WORK INSTRUCTIONS: Your task is to output the data exactly as it stands.

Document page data
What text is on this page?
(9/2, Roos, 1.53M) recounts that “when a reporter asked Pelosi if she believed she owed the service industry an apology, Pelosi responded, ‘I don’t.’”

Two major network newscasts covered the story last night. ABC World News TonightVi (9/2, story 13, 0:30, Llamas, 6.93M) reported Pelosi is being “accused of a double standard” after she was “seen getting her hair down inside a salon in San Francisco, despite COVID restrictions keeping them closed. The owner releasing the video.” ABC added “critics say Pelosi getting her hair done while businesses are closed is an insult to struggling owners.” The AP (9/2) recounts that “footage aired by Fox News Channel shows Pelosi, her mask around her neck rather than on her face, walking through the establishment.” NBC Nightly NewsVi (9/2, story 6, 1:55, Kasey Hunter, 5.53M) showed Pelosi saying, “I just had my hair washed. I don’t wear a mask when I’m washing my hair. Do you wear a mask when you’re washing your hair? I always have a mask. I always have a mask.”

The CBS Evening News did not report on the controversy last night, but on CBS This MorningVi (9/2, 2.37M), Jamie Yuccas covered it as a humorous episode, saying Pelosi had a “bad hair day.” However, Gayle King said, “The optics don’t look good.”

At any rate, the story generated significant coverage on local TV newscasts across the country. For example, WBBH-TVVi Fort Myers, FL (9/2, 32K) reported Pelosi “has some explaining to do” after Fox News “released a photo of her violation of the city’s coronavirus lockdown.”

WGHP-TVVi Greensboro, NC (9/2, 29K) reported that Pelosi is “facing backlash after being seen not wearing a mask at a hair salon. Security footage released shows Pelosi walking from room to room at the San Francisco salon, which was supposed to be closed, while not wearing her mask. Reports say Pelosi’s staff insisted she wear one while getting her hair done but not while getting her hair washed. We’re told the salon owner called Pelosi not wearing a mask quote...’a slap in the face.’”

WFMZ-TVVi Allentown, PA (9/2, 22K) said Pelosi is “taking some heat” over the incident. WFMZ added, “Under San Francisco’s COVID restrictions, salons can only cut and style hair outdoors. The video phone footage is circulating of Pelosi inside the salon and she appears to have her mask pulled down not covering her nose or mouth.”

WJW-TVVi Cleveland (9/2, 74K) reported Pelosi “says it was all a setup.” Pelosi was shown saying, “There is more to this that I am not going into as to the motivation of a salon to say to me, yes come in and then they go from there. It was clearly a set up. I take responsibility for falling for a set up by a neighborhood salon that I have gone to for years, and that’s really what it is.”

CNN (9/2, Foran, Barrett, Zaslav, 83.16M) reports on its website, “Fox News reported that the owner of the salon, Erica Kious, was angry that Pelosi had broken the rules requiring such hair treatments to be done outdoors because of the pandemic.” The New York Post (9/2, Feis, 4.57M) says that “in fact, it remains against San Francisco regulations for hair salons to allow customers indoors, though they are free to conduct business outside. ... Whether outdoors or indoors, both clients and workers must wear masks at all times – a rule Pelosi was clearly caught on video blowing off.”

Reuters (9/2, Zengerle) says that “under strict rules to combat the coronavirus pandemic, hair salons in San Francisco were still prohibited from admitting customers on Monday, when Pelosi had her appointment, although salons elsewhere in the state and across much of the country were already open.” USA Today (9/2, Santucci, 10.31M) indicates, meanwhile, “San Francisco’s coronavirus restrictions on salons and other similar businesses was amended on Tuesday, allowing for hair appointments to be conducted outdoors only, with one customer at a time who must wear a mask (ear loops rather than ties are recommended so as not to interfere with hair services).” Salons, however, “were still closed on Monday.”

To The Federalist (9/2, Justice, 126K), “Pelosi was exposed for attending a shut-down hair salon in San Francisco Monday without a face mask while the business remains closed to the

ANSWER BOX:
What text is on this page?
(9/2, Roos, 1.53M) recounts that “when a reporter asked Pelosi if she believed she owed the service industry an apology, Pelosi responded, ‘I don’t.’”

Two major network newscasts covered the story last night. ABC World News TonightVi (9/2, story 13, 0:30, Llamas, 6.93M) reported Pelosi is being “accused of a double standard” after she was “seen getting her hair down inside a salon in San Francisco, despite COVID restrictions keeping them closed. The owner releasing the video.” ABC added “critics say Pelosi getting her hair done while businesses are closed is an insult to struggling owners.” The AP (9/2) recounts that “footage aired by Fox News Channel shows Pelosi, her mask around her neck rather than on her face, walking through the establishment.” NBC Nightly NewsVi (9/2, story 6, 1:55, Kasey Hunter, 5.53M) showed Pelosi saying, “I just had my hair washed. I don’t wear a mask when I’m washing my hair. Do you wear a mask when you’re washing your hair? I always have a mask. I always have a mask.”

The CBS Evening News did not report on the controversy last night, but on CBS This MorningVi (9/2, 2.37M), Jamie Yuccas covered it as a humorous episode, saying Pelosi had a “bad hair day.” However, Gayle King said, “The optics don’t look good.”

At any rate, the story generated significant coverage on local TV newscasts across the country. For example, WBBH-TVVi Fort Myers, FL (9/2, 32K) reported Pelosi “has some explaining to do” after Fox News “released a photo of her violation of the city’s coronavirus lockdown.”

WGHP-TVVi Greensboro, NC (9/2, 29K) reported that Pelosi is “facing backlash after being seen not wearing a mask at a hair salon. Security footage released shows Pelosi walking from room to room at the San Francisco salon, which was supposed to be closed, while not wearing her mask. Reports say Pelosi’s staff insisted she wear one while getting her hair done but not while getting her hair washed. We’re told the salon owner called Pelosi not wearing a mask quote...’a slap in the face.’”

WFMZ-TVVi Allentown, PA (9/2, 22K) said Pelosi is “taking some heat” over the incident. WFMZ added, “Under San Francisco’s COVID restrictions, salons can only cut and style hair outdoors. The video phone footage is circulating of Pelosi inside the salon and she appears to have her mask pulled down not covering her nose or mouth.”

WJW-TVVi Cleveland (9/2, 74K) reported Pelosi “says it was all a setup.” Pelosi was shown saying, “There is more to this that I am not going into as to the motivation of a salon to say to me, yes come in and then they go from there. It was clearly a set up. I take responsibility for falling for a set up by a neighborhood salon that I have gone to for years, and that’s really what it is.”

CNN (9/2, Foran, Barrett, Zaslav, 83.16M) reports on its website, “Fox News reported that the owner of the salon, Erica Kious, was angry that Pelosi had broken the rules requiring such hair treatments to be done outdoors because of the pandemic.” The New York Post (9/2, Feis, 4.57M) says that “in fact, it remains against San Francisco regulations for hair salons to allow customers indoors, though they are free to conduct business outside. ... Whether outdoors or indoors, both clients and workers must wear masks at all times – a rule Pelosi was clearly caught on video blowing off.”

Reuters (9/2, Zengerle) says that “under strict rules to combat the coronavirus pandemic, hair salons in San Francisco were still prohibited from admitting customers on Monday, when Pelosi had her appointment, although salons elsewhere in the state and across much of the country were already open.” USA Today (9/2, Santucci, 10.31M) indicates, meanwhile, “San Francisco’s coronavirus restrictions on salons and other similar businesses was amended on Tuesday, allowing for hair appointments to be conducted outdoors only, with one customer at a time who must wear a mask (ear loops rather than ties are recommended so as not to interfere with hair services).” Salons, however, “were still closed on Monday.”

To The Federalist (9/2, Justice, 126K), “Pelosi was exposed for attending a shut-down hair salon in San Francisco Monday without a face mask while the business remains closed to the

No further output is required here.